** START OF Source excerpt **

Supernaturalism
Within days, neighbors’ insistence that the Church of Naturalism was involved with drugs was validated by the revelation that four of its members were arrested on narcotics charges in June of 1981. An L.A. County Sheriff’s raid of the church compound yielded two ounces of cocaine, 350 Quaaludes, 66.5 grams of maijuana, nearly a gram of hashish and $3200 in cash. As the Los Angeles Times reported, despite the large quantity of drugs confiscated, “all charges were subsequently dropped because the district attorney’s office said the investigators did not find the drugs on the individuals.”
I’m no narcotics investigator, but this seems like a rather odd reason for not pursuing charges. At the time of the raid, sheriff’s detectives must have held some suspicions regarding the occupants of that location, and surely would have acquired some evidence or information that led to the raid in the first place. The presence of large quantities of drugs discovered at the location would surely have confirmed these suspicions. It seems strange then that no one was subsequently charged. How common is it that, after conducting a drug raid and finding the illicit contraband, no one is charged because the possessors of that contraband didn’t have it directly on their person? This seems highly unusual. However, as we will come to find out, this was a pattern for George Peters and the Church of Naturalism, as he was arrested for drugs and subsequently freed without charges on a number of occasions.
At this point, investigators still maintained that robbery remained the motive for the murders, while conceding that drugs may have been a factor. “It appears to us the primary motive was robbery. But, remember, a person can rob for drugs too,” Hollywood Division homicide Detective Richard Kuster told reporters. “It’s obvious they were involved in drug traffic in one form or the other.”
Strange that a group that billed itself as offering drug counseling services, indeed that was purported to have counseled addicted rock musicians, also may have been involved in drug trafficking. One ex-employee of the church told the Los Angeles Times that he had purchased marijuana from the group and later warned an employment agency not to place applicants with the church. The owner of the agency confirmed the man’s account. “At one point we heard something about that place we didn’t like and canceled the job orders,” the owner said. One of the church’s subsidiaries, Mentor Media, subsequently tried to recruit through the agency but was also denied.
Additional odd facts about the group began to emerge. According to the Los Angeles Times, author Nathaniel Lande wrote in a 1976 book, Mind Styles, Life Styles that the Church of Naturalism offered a three stage divinity training. The first stage, called “group grope,” involved groups of 5-10 members living together, working and contributing 80% of their income to the church for “samaritan services.” The second stage, labeled “rural setting,” required members to remove from society and spend an hour each day in hot tubs receiving massages. According to the book, this stage causes members to “develop deep, honest personal relationships.” The final stage is called the “Death Judgment Experience.” Here the church member isolates in a black box for 40 days. “During the experience, the person loses his self-concept and relives the events of his life,” Landes says. The purpose “is that if you can gain sufficient strength and stamina to be yourself by isolating yourself totally, you can operate in society much more effectively.”

** END OF Source excerpt **

### [Direction 1]
Please copy out the part of the records that opens with their first line and closes with the line containing "- bookmarks-separator: [1186, 78, 1187, 92]", keeping both ends.
The passage on the Church of Naturalism and the records are unrelated to each other.

** START OF Data to process **

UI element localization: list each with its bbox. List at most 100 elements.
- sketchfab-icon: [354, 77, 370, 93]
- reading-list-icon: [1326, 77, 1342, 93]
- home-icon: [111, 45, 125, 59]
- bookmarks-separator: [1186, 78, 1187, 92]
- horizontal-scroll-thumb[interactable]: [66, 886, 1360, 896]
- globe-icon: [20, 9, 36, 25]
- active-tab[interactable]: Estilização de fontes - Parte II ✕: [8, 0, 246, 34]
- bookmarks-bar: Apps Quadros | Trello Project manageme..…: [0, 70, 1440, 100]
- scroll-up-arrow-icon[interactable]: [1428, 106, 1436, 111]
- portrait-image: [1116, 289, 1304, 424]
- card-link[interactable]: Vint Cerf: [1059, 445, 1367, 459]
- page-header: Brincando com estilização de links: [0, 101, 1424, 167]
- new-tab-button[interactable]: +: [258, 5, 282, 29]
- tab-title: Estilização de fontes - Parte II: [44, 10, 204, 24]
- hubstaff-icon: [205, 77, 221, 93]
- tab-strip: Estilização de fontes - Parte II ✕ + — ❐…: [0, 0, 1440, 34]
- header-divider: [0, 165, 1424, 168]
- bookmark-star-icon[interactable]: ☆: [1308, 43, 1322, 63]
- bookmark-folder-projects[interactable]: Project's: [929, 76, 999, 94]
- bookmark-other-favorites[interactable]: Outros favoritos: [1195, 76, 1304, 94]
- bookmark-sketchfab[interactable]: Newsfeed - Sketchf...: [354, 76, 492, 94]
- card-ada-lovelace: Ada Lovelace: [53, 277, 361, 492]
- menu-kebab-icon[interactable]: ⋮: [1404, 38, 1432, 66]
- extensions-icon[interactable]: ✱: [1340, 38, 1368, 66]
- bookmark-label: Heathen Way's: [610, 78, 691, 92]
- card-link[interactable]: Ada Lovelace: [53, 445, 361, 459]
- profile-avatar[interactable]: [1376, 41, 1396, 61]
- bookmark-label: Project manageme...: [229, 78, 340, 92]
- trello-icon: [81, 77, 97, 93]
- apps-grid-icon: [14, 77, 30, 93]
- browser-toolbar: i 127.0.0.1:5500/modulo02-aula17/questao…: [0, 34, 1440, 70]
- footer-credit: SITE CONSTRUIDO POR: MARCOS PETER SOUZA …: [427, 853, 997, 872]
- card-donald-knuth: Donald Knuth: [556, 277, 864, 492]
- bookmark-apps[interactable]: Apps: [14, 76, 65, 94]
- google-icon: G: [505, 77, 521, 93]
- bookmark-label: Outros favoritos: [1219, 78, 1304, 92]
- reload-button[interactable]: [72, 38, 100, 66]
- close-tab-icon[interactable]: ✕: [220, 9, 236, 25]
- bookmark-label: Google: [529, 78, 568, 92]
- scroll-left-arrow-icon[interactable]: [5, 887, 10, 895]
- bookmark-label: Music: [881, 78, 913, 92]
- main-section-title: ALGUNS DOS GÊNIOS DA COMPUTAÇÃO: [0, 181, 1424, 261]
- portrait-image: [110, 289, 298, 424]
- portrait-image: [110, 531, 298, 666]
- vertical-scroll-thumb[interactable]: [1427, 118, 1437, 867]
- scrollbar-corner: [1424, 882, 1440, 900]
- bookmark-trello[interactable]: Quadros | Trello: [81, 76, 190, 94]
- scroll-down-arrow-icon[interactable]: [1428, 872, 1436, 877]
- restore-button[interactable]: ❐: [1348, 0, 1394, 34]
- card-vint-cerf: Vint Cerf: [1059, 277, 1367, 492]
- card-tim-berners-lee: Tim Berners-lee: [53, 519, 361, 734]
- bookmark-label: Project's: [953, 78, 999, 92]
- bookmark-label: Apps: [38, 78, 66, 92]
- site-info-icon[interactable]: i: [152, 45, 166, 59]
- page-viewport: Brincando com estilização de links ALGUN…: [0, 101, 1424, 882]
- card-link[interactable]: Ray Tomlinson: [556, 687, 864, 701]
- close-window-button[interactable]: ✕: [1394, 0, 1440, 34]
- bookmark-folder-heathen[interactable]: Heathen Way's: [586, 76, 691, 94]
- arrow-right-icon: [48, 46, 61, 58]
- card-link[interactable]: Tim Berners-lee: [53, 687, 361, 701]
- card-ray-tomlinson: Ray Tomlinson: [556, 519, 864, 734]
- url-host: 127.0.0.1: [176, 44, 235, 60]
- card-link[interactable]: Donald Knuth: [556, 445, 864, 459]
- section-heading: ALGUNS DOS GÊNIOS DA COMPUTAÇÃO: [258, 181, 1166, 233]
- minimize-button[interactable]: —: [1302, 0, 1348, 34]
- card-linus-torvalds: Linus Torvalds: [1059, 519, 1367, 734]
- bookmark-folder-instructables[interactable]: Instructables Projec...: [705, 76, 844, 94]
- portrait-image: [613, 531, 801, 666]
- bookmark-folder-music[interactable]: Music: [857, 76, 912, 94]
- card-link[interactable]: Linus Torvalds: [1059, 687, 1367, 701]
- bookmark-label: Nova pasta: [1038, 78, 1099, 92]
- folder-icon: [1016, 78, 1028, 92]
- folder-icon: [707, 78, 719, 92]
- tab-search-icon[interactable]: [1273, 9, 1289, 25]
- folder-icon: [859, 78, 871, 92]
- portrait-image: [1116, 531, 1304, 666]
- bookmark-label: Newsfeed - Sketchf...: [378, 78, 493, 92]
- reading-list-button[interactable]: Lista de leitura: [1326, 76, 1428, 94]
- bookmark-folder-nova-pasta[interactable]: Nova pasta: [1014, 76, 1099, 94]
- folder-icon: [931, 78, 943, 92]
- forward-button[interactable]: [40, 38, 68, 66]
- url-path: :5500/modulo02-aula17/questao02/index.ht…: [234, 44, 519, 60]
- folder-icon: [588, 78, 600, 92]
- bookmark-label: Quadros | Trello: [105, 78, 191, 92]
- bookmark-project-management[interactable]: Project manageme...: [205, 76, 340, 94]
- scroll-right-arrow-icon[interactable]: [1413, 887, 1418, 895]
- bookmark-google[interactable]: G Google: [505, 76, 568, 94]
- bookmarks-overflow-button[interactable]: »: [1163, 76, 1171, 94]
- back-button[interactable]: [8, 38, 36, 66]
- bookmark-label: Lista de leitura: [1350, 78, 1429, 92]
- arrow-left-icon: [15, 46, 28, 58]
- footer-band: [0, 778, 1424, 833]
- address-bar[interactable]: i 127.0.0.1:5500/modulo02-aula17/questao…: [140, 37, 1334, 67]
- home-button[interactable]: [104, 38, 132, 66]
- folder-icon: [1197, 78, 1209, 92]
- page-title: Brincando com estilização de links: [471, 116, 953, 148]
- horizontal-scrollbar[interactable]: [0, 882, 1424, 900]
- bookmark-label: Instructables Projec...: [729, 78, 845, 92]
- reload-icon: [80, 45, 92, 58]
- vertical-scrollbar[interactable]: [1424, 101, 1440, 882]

** END OF Data to process **

### [Direction 2]
Continue the passage on the Church of Naturalism, picking up after its last sentence.

### [Final answer 1]
UI element localization: list each with its bbox. List at most 100 elements.
- sketchfab-icon: [354, 77, 370, 93]
- reading-list-icon: [1326, 77, 1342, 93]
- home-icon: [111, 45, 125, 59]
- bookmarks-separator: [1186, 78, 1187, 92]

### [Final answer 2]
In 1998, Lionel Rolfe wrote extensively about his time working as George Peters’ ghostwriter in the memoir, Fat Man on the Left: Four Decades in the Underground. In the book, Rolfe describes a much stranger and darker version of George Peters and the Church of Naturalism than members and acquaintances revealed at the time of Peters’ death. “Into his and his church’s philosophy, Peters had put a lot of thought – some genuinely humanistic, it seemed to me. But he also had potentially evil ideas. I believe he considered himself an enlightened human being who wanted to help others. The trouble, the evil, the weirdness entered his philosophy with his belief that he had supernatural powers … . George claimed he could glow in the dark. He didn’t do it for me, but he did tell me the story of how Mr. X once walked into the room where he was meditating, and Peters was ‘glowing.’ Later I learned that Peters’ witness, Mr. X, would not directly contradict the story…. About this time I started getting concerned about being Peters’ ghostwriter. The more I became familiar with his thinking, the more I found the notion of being his ghost ill-advised, if not plain dangerous. Peters wanted me to undergo one of his sensory deprivation experiences so I would have greater knowledge of what I was writing about. I declined the opportunity.” Smart move.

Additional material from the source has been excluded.